- What you have to do
In full and without deviation, write out the entries that follow.

## Start Entries supplied

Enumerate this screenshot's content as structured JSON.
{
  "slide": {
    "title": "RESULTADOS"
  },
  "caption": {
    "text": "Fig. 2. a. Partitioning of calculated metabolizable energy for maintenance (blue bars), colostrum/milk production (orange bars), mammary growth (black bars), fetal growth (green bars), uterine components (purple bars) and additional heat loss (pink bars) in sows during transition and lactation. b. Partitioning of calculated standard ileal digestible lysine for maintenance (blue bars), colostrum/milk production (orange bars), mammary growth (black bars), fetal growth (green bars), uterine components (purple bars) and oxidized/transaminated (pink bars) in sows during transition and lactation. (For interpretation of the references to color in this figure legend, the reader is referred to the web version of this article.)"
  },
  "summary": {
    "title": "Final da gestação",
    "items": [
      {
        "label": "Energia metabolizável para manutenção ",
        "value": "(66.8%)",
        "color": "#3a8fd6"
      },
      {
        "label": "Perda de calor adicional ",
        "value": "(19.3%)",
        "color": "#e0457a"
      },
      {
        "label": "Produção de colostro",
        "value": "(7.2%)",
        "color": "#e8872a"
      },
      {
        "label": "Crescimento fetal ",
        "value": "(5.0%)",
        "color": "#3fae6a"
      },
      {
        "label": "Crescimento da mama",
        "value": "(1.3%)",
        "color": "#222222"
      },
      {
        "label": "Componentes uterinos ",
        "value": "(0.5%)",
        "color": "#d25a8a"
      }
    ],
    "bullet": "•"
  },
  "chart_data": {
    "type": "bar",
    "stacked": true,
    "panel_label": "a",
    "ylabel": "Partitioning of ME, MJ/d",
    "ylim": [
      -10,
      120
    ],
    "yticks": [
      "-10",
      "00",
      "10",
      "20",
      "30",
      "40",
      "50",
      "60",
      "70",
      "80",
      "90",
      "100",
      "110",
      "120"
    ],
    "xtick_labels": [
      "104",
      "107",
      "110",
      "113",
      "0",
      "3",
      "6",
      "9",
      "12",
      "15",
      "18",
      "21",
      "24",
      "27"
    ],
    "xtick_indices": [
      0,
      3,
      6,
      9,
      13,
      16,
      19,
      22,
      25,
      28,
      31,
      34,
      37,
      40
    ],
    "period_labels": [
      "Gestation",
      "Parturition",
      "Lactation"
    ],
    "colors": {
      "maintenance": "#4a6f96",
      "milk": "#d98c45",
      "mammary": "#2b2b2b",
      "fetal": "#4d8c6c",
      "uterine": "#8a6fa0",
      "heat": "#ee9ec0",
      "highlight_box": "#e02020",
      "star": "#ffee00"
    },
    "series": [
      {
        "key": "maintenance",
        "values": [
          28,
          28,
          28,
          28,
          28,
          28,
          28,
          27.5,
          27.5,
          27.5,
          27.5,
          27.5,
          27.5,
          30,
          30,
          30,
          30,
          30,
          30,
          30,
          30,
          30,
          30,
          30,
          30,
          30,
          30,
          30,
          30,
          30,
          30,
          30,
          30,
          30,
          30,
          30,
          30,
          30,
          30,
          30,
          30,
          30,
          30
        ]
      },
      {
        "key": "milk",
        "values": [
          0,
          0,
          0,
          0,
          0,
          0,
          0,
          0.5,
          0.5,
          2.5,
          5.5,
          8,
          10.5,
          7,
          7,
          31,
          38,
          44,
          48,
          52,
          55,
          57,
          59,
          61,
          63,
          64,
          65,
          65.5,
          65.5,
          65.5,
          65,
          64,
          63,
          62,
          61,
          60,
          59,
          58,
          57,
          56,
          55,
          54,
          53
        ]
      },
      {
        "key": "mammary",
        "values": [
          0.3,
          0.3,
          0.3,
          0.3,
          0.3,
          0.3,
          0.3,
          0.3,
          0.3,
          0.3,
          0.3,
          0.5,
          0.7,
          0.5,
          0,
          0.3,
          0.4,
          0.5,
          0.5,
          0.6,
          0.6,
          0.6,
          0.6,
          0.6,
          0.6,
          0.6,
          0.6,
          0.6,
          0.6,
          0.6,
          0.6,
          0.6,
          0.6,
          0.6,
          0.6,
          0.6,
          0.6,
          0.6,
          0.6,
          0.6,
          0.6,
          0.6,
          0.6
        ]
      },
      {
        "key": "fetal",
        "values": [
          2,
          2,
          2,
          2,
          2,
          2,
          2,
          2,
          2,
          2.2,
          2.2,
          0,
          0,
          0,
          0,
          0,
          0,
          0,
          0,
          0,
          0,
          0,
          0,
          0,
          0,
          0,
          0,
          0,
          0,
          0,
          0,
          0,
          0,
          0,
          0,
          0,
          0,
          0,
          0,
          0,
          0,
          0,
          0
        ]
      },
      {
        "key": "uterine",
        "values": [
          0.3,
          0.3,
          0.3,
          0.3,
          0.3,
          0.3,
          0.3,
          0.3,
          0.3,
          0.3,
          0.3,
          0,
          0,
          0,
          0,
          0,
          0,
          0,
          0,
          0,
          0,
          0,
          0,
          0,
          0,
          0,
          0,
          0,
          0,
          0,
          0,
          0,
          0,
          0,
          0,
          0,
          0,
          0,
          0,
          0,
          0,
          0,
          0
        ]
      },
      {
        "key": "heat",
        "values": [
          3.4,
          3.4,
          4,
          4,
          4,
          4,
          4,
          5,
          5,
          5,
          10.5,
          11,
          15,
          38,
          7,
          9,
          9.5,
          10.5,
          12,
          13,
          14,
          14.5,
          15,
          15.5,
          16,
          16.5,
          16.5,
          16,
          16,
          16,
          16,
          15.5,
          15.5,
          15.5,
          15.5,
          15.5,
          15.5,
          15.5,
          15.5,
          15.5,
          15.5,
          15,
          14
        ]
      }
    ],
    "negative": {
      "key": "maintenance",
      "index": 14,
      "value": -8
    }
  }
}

## End Entries supplied

- Response
Enumerate this screenshot's content as structured JSON.
{
  "slide": {
    "title": "RESULTADOS"
  },
  "caption": {
    "text": "Fig. 2. a. Partitioning of calculated metabolizable energy for maintenance (blue bars), colostrum/milk production (orange bars), mammary growth (black bars), fetal growth (green bars), uterine components (purple bars) and additional heat loss (pink bars) in sows during transition and lactation. b. Partitioning of calculated standard ileal digestible lysine for maintenance (blue bars), colostrum/milk production (orange bars), mammary growth (black bars), fetal growth (green bars), uterine components (purple bars) and oxidized/transaminated (pink bars) in sows during transition and lactation. (For interpretation of the references to color in this figure legend, the reader is referred to the web version of this article.)"
  },
  "summary": {
    "title": "Final da gestação",
    "items": [
      {
        "label": "Energia metabolizável para manutenção ",
        "value": "(66.8%)",
        "color": "#3a8fd6"
      },
      {
        "label": "Perda de calor adicional ",
        "value": "(19.3%)",
        "color": "#e0457a"
      },
      {
        "label": "Produção de colostro",
        "value": "(7.2%)",
        "color": "#e8872a"
      },
      {
        "label": "Crescimento fetal ",
        "value": "(5.0%)",
        "color": "#3fae6a"
      },
      {
        "label": "Crescimento da mama",
        "value": "(1.3%)",
        "color": "#222222"
      },
      {
        "label": "Componentes uterinos ",
        "value": "(0.5%)",
        "color": "#d25a8a"
      }
    ],
    "bullet": "•"
  },
  "chart_data": {
    "type": "bar",
    "stacked": true,
    "panel_label": "a",
    "ylabel": "Partitioning of ME, MJ/d",
    "ylim": [
      -10,
      120
    ],
    "yticks": [
      "-10",
      "00",
      "10",
      "20",
      "30",
      "40",
      "50",
      "60",
      "70",
      "80",
      "90",
      "100",
      "110",
      "120"
    ],
    "xtick_labels": [
      "104",
      "107",
      "110",
      "113",
      "0",
      "3",
      "6",
      "9",
      "12",
      "15",
      "18",
      "21",
      "24",
      "27"
    ],
    "xtick_indices": [
      0,
      3,
      6,
      9,
      13,
      16,
      19,
      22,
      25,
      28,
      31,
      34,
      37,
      40
    ],
    "period_labels": [
      "Gestation",
      "Parturition",
      "Lactation"
    ],
    "colors": {
      "maintenance": "#4a6f96",
      "milk": "#d98c45",
      "mammary": "#2b2b2b",
      "fetal": "#4d8c6c",
      "uterine": "#8a6fa0",
      "heat": "#ee9ec0",
      "highlight_box": "#e02020",
      "star": "#ffee00"
    },
    "series": [
      {
        "key": "maintenance",
        "values": [
          28,
          28,
          28,
          28,
          28,
          28,
          28,
          27.5,
          27.5,
          27.5,
          27.5,
          27.5,
          27.5,
          30,
          30,
          30,
          30,
          30,
          30,
          30,
          30,
          30,
          30,
          30,
          30,
          30,
          30,
          30,
          30,
          30,
          30,
          30,
          30,
          30,
          30,
          30,
          30,
          30,
          30,
          30,
          30,
          30,
          30
        ]
      },
      {
        "key": "milk",
        "values": [
          0,
          0,
          0,
          0,
          0,
          0,
          0,
          0.5,
          0.5,
          2.5,
          5.5,
          8,
          10.5,
          7,
          7,
          31,
          38,
          44,
          48,
          52,
          55,
          57,
          59,
          61,
          63,
          64,
          65,
          65.5,
          65.5,
          65.5,
          65,
          64,
          63,
          62,
          61,
          60,
          59,
          58,
          57,
          56,
          55,
          54,
          53
        ]
      },
      {
        "key": "mammary",
        "values": [
          0.3,
          0.3,
          0.3,
          0.3,
          0.3,
          0.3,
          0.3,
          0.3,
          0.3,
          0.3,
          0.3,
          0.5,
          0.7,
          0.5,
          0,
          0.3,
          0.4,
          0.5,
          0.5,
          0.6,
          0.6,
          0.6,
          0.6,
          0.6,
          0.6,
          0.6,
          0.6,
          0.6,
          0.6,
          0.6,
          0.6,
          0.6,
          0.6,
          0.6,
          0.6,
          0.6,
          0.6,
          0.6,
          0.6,
          0.6,
          0.6,
          0.6,
          0.6
        ]
      },
      {
        "key": "fetal",
        "values": [
          2,
          2,
          2,
          2,
          2,
          2,
          2,
          2,
          2,
          2.2,
          2.2,
          0,
          0,
          0,
          0,
          0,
          0,
          0,
          0,
          0,
          0,
          0,
          0,
          0,
          0,
          0,
          0,
          0,
          0,
          0,
          0,
          0,
          0,
          0,
          0,
          0,
          0,
          0,
          0,
          0,
          0,
          0,
          0
        ]
      },
      {
        "key": "uterine",
        "values": [
          0.3,
          0.3,
          0.3,
          0.3,
          0.3,
          0.3,
          0.3,
          0.3,
          0.3,
          0.3,
          0.3,
          0,
          0,
          0,
          0,
          0,
          0,
          0,
          0,
          0,
          0,
          0,
          0,
          0,
          0,
          0,
          0,
          0,
          0,
          0,
          0,
          0,
          0,
          0,
          0,
          0,
          0,
          0,
          0,
          0,
          0,
          0,
          0
        ]
      },
      {
        "key": "heat",
        "values": [
          3.4,
          3.4,
          4,
          4,
          4,
          4,
          4,
          5,
          5,
          5,
          10.5,
          11,
          15,
          38,
          7,
          9,
          9.5,
          10.5,
          12,
          13,
          14,
          14.5,
          15,
          15.5,
          16,
          16.5,
          16.5,
          16,
          16,
          16,
          16,
          15.5,
          15.5,
          15.5,
          15.5,
          15.5,
          15.5,
          15.5,
          15.5,
          15.5,
          15.5,
          15,
          14
        ]
      }
    ],
    "negative": {
      "key": "maintenance",
      "index": 14,
      "value": -8
    }
  }
}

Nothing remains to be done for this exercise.